*WHAT NEEDS TO BE DONE:* Identify the lines that contain the string "JSON", then copy each of them.

Items from a data source
▬▬▬
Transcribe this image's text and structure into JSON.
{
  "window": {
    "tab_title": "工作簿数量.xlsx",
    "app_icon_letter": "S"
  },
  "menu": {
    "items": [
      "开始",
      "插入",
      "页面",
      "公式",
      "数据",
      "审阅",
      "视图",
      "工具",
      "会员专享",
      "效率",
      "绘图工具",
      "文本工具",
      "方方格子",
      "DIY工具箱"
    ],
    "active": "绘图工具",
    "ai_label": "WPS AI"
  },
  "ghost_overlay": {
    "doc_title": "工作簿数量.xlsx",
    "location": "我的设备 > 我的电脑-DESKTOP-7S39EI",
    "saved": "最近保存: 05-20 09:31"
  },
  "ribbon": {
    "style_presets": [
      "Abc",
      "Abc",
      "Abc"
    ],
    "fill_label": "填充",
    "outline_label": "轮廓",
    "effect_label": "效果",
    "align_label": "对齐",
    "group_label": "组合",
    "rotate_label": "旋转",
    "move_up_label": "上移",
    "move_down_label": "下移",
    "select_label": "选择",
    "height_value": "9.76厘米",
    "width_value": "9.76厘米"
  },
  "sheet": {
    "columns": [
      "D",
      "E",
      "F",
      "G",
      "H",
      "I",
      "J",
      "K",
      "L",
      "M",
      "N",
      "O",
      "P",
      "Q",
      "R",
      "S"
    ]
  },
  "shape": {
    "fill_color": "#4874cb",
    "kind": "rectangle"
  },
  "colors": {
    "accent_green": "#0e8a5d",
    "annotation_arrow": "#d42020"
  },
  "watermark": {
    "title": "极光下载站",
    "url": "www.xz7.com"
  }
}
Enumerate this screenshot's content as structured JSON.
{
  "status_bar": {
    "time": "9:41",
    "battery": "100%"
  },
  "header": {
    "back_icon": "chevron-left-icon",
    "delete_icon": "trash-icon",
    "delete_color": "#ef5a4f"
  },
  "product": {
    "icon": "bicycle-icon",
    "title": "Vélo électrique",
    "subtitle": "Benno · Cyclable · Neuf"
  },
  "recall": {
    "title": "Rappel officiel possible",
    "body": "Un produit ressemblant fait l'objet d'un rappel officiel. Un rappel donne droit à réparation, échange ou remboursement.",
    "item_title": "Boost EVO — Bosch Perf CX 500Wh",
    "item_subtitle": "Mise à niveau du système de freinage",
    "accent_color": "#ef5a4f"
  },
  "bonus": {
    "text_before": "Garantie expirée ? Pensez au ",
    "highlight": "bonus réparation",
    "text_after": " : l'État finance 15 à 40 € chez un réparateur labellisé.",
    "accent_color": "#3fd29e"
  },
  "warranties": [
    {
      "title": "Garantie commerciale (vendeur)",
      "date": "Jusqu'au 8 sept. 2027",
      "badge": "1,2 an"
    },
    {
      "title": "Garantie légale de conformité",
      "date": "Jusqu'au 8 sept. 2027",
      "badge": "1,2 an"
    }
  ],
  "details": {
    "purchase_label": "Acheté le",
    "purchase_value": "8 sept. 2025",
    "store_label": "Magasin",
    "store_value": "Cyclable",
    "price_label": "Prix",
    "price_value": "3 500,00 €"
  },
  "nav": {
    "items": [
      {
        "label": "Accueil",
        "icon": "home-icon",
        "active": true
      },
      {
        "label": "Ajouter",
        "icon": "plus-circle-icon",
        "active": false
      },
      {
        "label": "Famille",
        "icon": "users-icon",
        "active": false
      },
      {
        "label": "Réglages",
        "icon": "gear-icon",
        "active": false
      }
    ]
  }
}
▬▬▬
*SOLUTION TO THIS PROBLEM:*
Transcribe this image's text and structure into JSON.
Enumerate this screenshot's content as structured JSON.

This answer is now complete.